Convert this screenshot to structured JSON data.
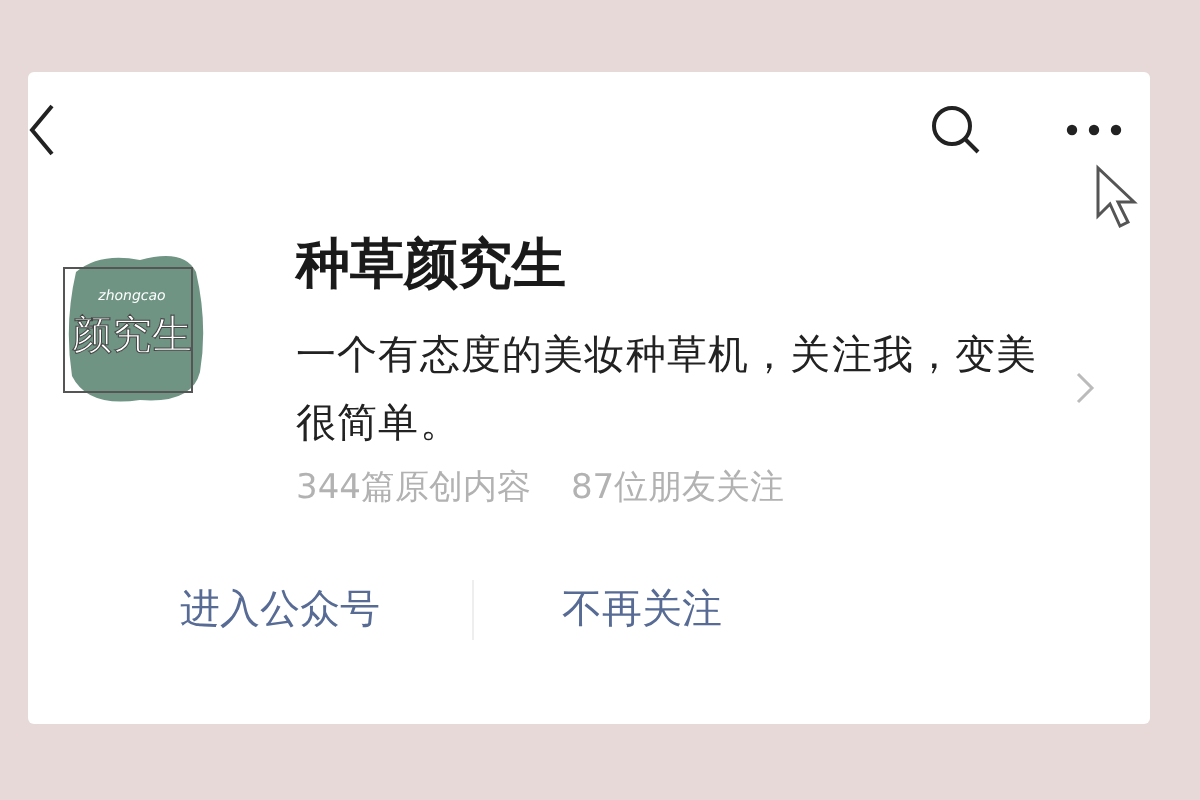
{
  "account": {
    "name": "种草颜究生",
    "logo": {
      "caption": "zhongcao",
      "text": "颜究生"
    },
    "description": "一个有态度的美妆种草机，关注我，变美很简单。",
    "stats": [
      "344篇原创内容",
      "87位朋友关注"
    ]
  },
  "actions": [
    {
      "label": "进入公众号"
    },
    {
      "label": "不再关注"
    }
  ]
}
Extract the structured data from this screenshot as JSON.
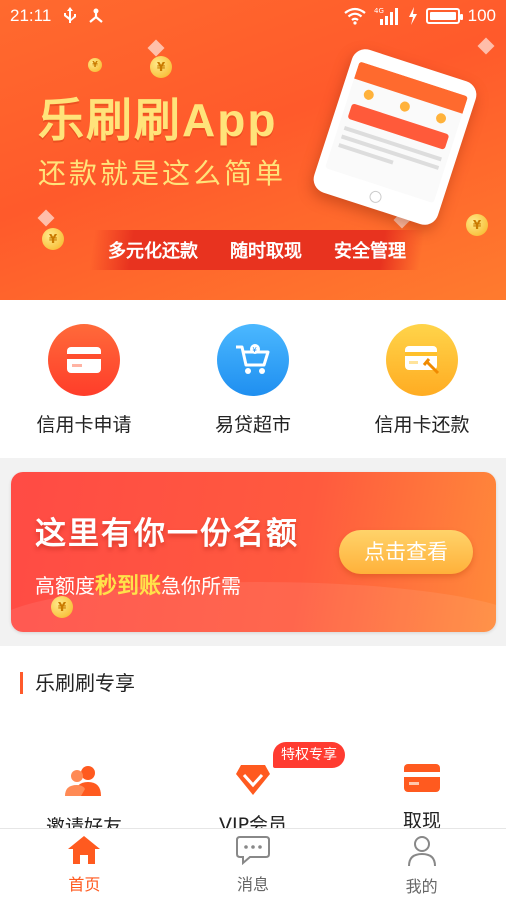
{
  "status_bar": {
    "time": "21:11",
    "battery": "100",
    "signal_label": "4G"
  },
  "banner": {
    "title": "乐刷刷App",
    "subtitle": "还款就是这么简单",
    "features": [
      "多元化还款",
      "随时取现",
      "安全管理"
    ]
  },
  "quick_entries": [
    {
      "label": "信用卡申请",
      "icon": "credit-card-icon",
      "color": "#ff4d2e"
    },
    {
      "label": "易贷超市",
      "icon": "shopping-cart-icon",
      "color": "#2a9df4"
    },
    {
      "label": "信用卡还款",
      "icon": "card-repay-icon",
      "color": "#ffc02a"
    }
  ],
  "promo": {
    "title": "这里有你一份名额",
    "sub_prefix": "高额度",
    "sub_highlight": "秒到账",
    "sub_suffix": "急你所需",
    "button": "点击查看"
  },
  "exclusive": {
    "title": "乐刷刷专享",
    "badge": "特权专享",
    "items": [
      {
        "label": "邀请好友",
        "icon": "users-icon"
      },
      {
        "label": "VIP会员",
        "icon": "diamond-icon"
      },
      {
        "label": "取现",
        "icon": "card-icon"
      }
    ]
  },
  "bottom_nav": [
    {
      "label": "首页",
      "icon": "home-icon",
      "active": true
    },
    {
      "label": "消息",
      "icon": "message-icon",
      "active": false
    },
    {
      "label": "我的",
      "icon": "profile-icon",
      "active": false
    }
  ],
  "colors": {
    "accent": "#ff5a1f",
    "banner": "#ff6a2e",
    "title_yellow": "#ffe37a"
  }
}
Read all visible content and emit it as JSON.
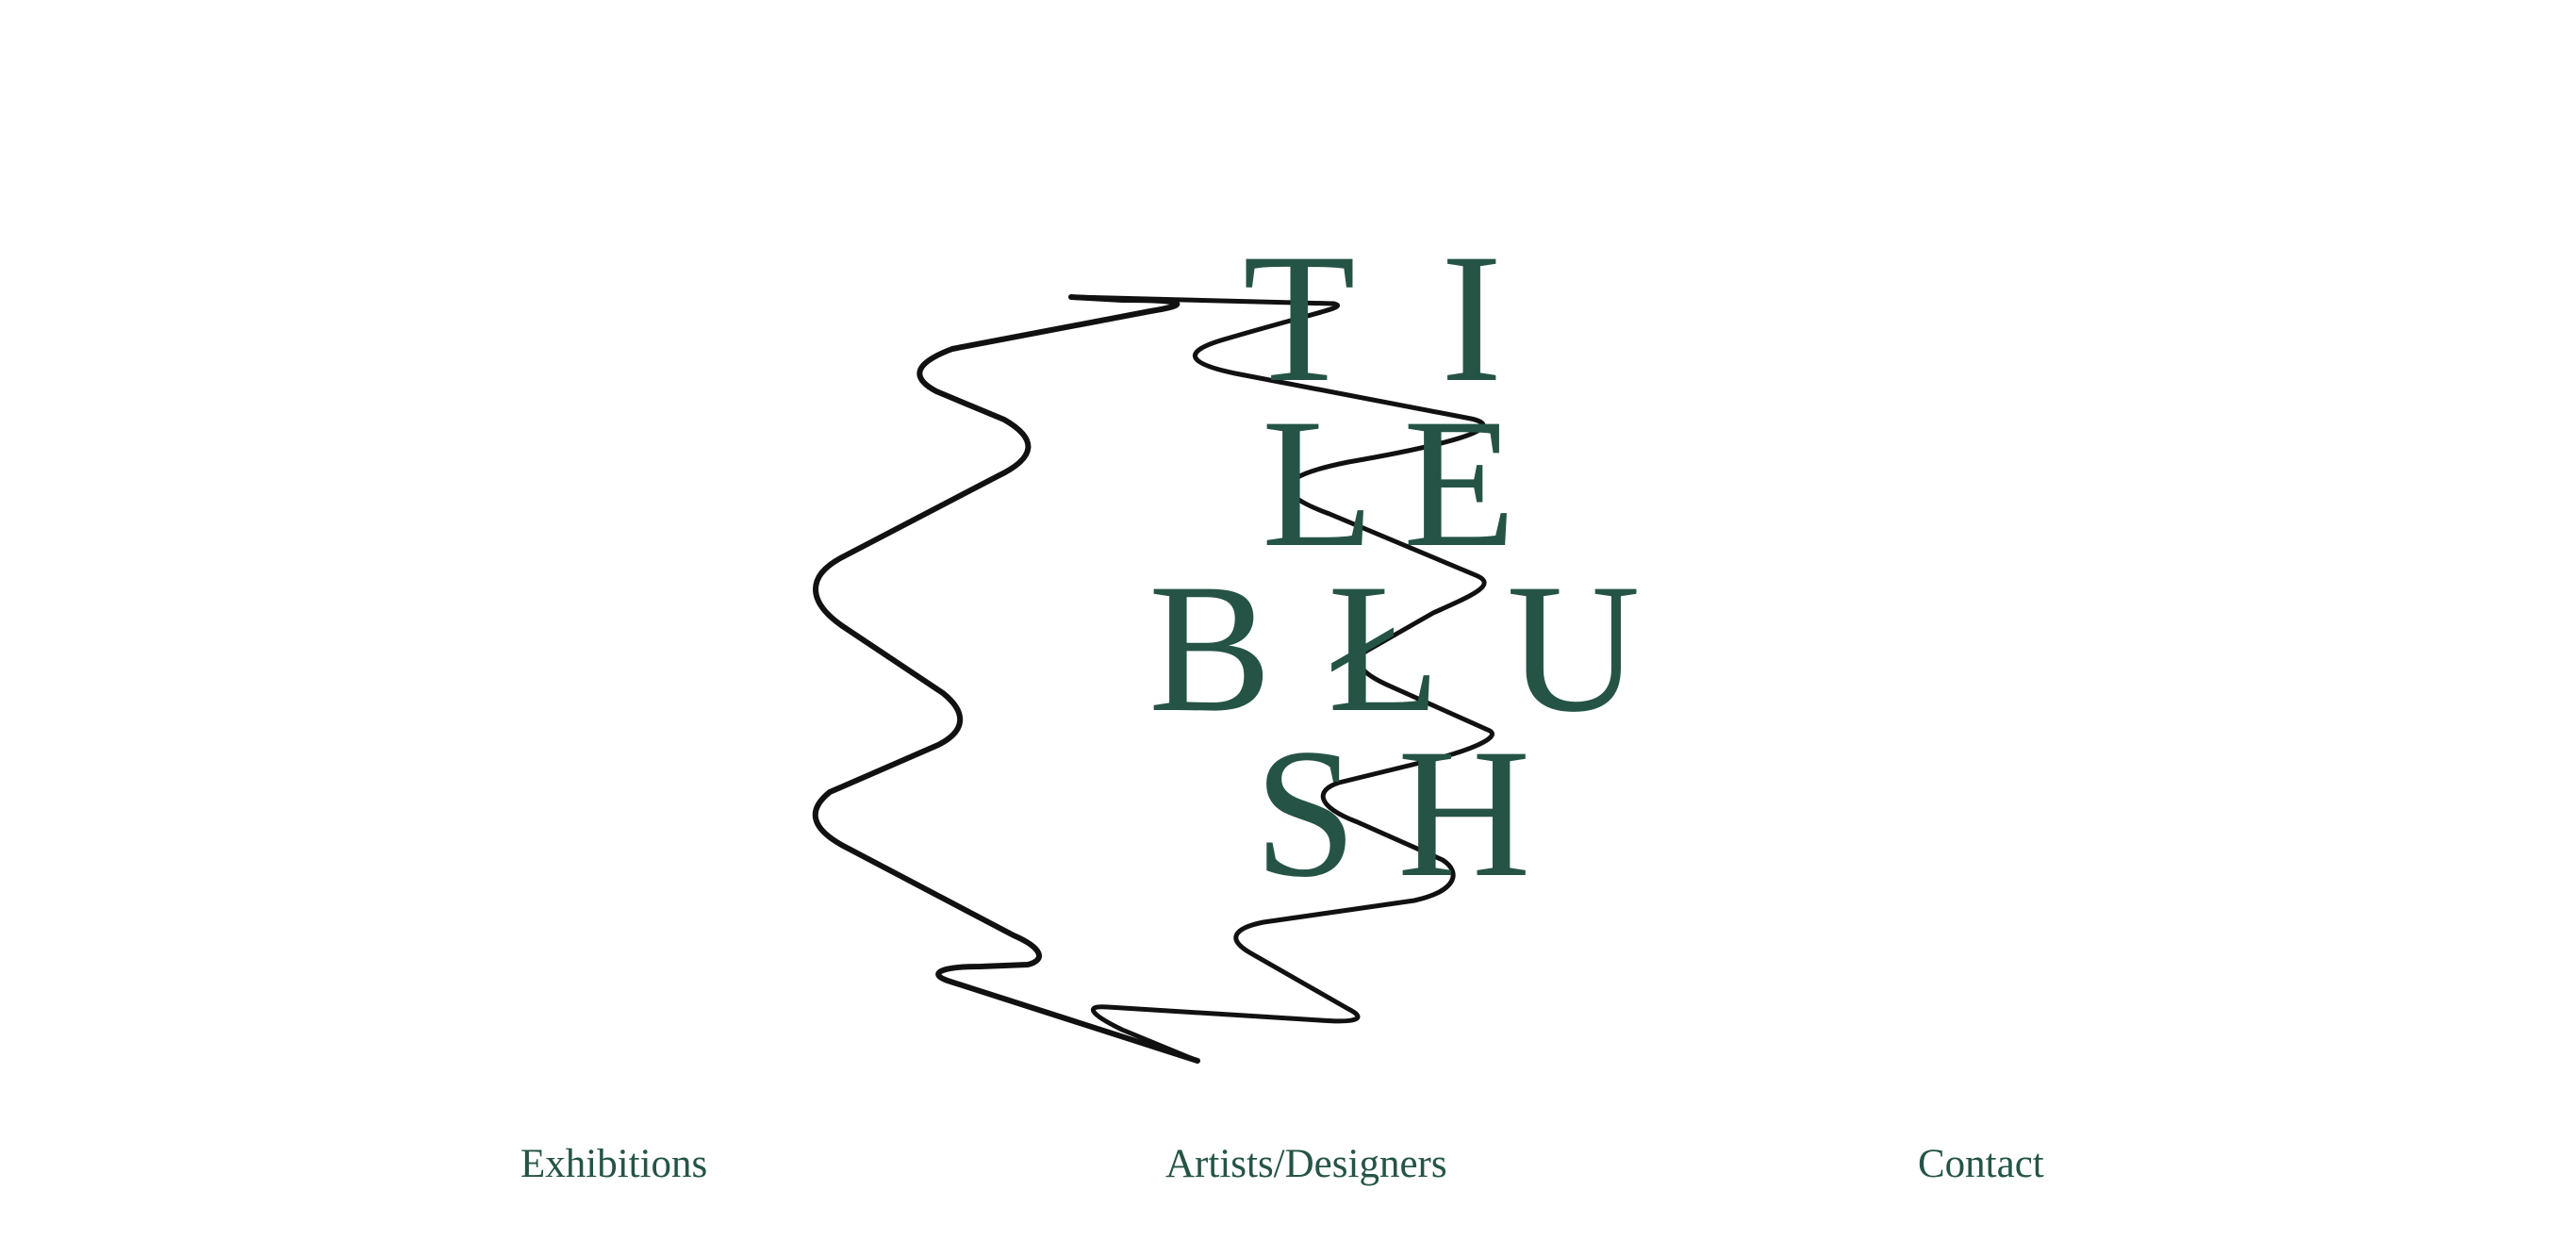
{
  "logo": {
    "letters": [
      "T",
      "I",
      "L",
      "E",
      "B",
      "Ł",
      "U",
      "S",
      "H"
    ],
    "color": "#255447"
  },
  "scribble": {
    "icon": "wavy-scribble-drawing",
    "stroke_color": "#111111"
  },
  "nav": {
    "items": [
      {
        "label": "Exhibitions"
      },
      {
        "label": "Artists/Designers"
      },
      {
        "label": "Contact"
      }
    ],
    "color": "#255447"
  },
  "colors": {
    "background": "#ffffff",
    "brand_green": "#255447"
  }
}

> [Your goal] Give the data again exactly as written, with all pictures left out.

> [Exercise solution]
Convert this screenshot to structured JSON data.
{
  "account": {
    "name": "种草颜究生",
    "logo": {
      "caption": "zhongcao",
      "text": "颜究生"
    },
    "description": "一个有态度的美妆种草机，关注我，变美很简单。",
    "stats": [
      "344篇原创内容",
      "87位朋友关注"
    ]
  },
  "actions": [
    {
      "label": "进入公众号"
    },
    {
      "label": "不再关注"
    }
  ]
}
Extract the structured data from this screenshot as JSON.
{
  "status_bar": {
    "time": "21:11",
    "battery": "100",
    "signal_label": "4G"
  },
  "banner": {
    "title": "乐刷刷App",
    "subtitle": "还款就是这么简单",
    "features": [
      "多元化还款",
      "随时取现",
      "安全管理"
    ]
  },
  "quick_entries": [
    {
      "label": "信用卡申请",
      "icon": "credit-card-icon",
      "color": "#ff4d2e"
    },
    {
      "label": "易贷超市",
      "icon": "shopping-cart-icon",
      "color": "#2a9df4"
    },
    {
      "label": "信用卡还款",
      "icon": "card-repay-icon",
      "color": "#ffc02a"
    }
  ],
  "promo": {
    "title": "这里有你一份名额",
    "sub_prefix": "高额度",
    "sub_highlight": "秒到账",
    "sub_suffix": "急你所需",
    "button": "点击查看"
  },
  "exclusive": {
    "title": "乐刷刷专享",
    "badge": "特权专享",
    "items": [
      {
        "label": "邀请好友",
        "icon": "users-icon"
      },
      {
        "label": "VIP会员",
        "icon": "diamond-icon"
      },
      {
        "label": "取现",
        "icon": "card-icon"
      }
    ]
  },
  "bottom_nav": [
    {
      "label": "首页",
      "icon": "home-icon",
      "active": true
    },
    {
      "label": "消息",
      "icon": "message-icon",
      "active": false
    },
    {
      "label": "我的",
      "icon": "profile-icon",
      "active": false
    }
  ],
  "colors": {
    "accent": "#ff5a1f",
    "banner": "#ff6a2e",
    "title_yellow": "#ffe37a"
  }
}
Read all visible content and emit it as JSON.
{
  "logo": {
    "letters": [
      "T",
      "I",
      "L",
      "E",
      "B",
      "Ł",
      "U",
      "S",
      "H"
    ],
    "color": "#255447"
  },
  "scribble": {
    "icon": "wavy-scribble-drawing",
    "stroke_color": "#111111"
  },
  "nav": {
    "items": [
      {
        "label": "Exhibitions"
      },
      {
        "label": "Artists/Designers"
      },
      {
        "label": "Contact"
      }
    ],
    "color": "#255447"
  },
  "colors": {
    "background": "#ffffff",
    "brand_green": "#255447"
  }
}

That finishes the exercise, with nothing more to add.